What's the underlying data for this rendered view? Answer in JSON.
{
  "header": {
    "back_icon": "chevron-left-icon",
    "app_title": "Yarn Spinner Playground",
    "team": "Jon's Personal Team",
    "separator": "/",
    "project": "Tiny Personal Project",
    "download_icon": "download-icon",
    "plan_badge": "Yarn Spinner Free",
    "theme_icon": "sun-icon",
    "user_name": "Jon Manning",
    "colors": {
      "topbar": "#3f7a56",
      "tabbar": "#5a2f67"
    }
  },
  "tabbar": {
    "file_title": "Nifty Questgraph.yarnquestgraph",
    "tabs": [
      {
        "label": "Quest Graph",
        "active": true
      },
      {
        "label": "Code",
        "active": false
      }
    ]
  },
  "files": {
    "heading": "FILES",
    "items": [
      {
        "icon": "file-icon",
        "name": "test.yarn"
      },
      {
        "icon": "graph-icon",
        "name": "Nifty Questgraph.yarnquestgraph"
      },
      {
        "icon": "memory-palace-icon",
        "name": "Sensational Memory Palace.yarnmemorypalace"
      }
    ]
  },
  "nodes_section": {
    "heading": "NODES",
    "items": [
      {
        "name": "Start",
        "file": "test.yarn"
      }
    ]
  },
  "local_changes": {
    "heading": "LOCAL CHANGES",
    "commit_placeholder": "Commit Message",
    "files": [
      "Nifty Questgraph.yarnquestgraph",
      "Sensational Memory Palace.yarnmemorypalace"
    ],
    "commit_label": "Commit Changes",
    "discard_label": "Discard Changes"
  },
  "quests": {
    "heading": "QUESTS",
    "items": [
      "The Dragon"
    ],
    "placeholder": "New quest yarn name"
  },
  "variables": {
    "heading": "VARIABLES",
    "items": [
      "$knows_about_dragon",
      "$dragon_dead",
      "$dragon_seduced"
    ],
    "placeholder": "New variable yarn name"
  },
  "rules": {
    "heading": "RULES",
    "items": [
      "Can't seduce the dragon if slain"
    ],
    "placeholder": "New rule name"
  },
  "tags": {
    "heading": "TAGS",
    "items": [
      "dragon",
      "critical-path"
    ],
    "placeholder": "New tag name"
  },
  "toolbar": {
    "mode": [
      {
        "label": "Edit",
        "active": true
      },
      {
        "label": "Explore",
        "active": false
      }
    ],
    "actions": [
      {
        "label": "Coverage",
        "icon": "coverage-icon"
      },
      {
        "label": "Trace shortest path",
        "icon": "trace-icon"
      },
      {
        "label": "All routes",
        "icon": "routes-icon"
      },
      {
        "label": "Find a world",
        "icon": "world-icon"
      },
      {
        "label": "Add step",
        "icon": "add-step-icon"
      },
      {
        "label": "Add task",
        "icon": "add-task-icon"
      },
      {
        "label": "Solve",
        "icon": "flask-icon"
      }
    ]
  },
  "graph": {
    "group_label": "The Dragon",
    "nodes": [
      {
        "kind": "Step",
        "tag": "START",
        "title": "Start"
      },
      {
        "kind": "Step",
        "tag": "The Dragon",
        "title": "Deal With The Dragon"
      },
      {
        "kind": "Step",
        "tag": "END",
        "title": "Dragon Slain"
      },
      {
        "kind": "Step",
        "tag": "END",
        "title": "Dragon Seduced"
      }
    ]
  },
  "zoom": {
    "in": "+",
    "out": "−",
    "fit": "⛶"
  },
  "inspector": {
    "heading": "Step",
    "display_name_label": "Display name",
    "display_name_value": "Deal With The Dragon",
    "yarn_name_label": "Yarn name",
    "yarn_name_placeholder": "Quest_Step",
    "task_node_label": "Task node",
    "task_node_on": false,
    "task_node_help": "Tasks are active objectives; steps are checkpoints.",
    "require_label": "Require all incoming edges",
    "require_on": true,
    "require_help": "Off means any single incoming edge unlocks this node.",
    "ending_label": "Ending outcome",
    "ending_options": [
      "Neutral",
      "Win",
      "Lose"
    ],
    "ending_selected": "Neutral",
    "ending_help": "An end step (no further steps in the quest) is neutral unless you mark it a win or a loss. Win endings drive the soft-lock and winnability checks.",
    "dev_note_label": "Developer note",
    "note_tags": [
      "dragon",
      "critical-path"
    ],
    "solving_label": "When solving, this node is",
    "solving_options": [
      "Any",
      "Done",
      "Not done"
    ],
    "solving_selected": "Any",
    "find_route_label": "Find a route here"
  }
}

* Work to complete:
Pull every line containing the word "Questgraph" out of the material.

* Task result:
    "file_title": "Nifty Questgraph.yarnquestgraph",
        "name": "Nifty Questgraph.yarnquestgraph"
      "Nifty Questgraph.yarnquestgraph",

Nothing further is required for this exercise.